Can you retype every record below exactly as written?

*Listed entries*:
----------------

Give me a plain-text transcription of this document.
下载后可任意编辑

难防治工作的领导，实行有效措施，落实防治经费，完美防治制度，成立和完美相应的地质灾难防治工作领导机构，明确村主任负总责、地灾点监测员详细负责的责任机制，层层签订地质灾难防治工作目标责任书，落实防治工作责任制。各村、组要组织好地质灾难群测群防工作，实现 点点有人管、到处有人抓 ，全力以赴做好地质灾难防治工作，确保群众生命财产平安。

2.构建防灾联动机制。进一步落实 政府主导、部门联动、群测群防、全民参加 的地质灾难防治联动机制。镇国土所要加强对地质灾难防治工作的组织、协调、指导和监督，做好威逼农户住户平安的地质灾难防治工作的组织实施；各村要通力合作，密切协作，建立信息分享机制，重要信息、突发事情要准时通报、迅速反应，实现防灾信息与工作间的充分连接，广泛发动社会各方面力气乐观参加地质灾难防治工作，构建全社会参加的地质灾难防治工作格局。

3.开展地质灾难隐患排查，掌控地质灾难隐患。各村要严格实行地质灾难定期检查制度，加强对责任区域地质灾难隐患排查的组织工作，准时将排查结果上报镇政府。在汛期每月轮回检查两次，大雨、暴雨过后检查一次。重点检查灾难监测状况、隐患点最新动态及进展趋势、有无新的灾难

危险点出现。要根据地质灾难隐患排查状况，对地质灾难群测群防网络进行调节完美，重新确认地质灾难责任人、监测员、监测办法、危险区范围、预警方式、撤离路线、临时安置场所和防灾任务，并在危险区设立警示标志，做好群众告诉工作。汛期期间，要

----------------

*Result*:
Give me a plain-text transcription of this document.
下载后可任意编辑

难防治工作的领导，实行有效措施，落实防治经费，完美防治制度，成立和完美相应的地质灾难防治工作领导机构，明确村主任负总责、地灾点监测员详细负责的责任机制，层层签订地质灾难防治工作目标责任书，落实防治工作责任制。各村、组要组织好地质灾难群测群防工作，实现 点点有人管、到处有人抓 ，全力以赴做好地质灾难防治工作，确保群众生命财产平安。

2.构建防灾联动机制。进一步落实 政府主导、部门联动、群测群防、全民参加 的地质灾难防治联动机制。镇国土所要加强对地质灾难防治工作的组织、协调、指导和监督，做好威逼农户住户平安的地质灾难防治工作的组织实施；各村要通力合作，密切协作，建立信息分享机制，重要信息、突发事情要准时通报、迅速反应，实现防灾信息与工作间的充分连接，广泛发动社会各方面力气乐观参加地质灾难防治工作，构建全社会参加的地质灾难防治工作格局。

3.开展地质灾难隐患排查，掌控地质灾难隐患。各村要严格实行地质灾难定期检查制度，加强对责任区域地质灾难隐患排查的组织工作，准时将排查结果上报镇政府。在汛期每月轮回检查两次，大雨、暴雨过后检查一次。重点检查灾难监测状况、隐患点最新动态及进展趋势、有无新的灾难

危险点出现。要根据地质灾难隐患排查状况，对地质灾难群测群防网络进行调节完美，重新确认地质灾难责任人、监测员、监测办法、危险区范围、预警方式、撤离路线、临时安置场所和防灾任务，并在危险区设立警示标志，做好群众告诉工作。汛期期间，要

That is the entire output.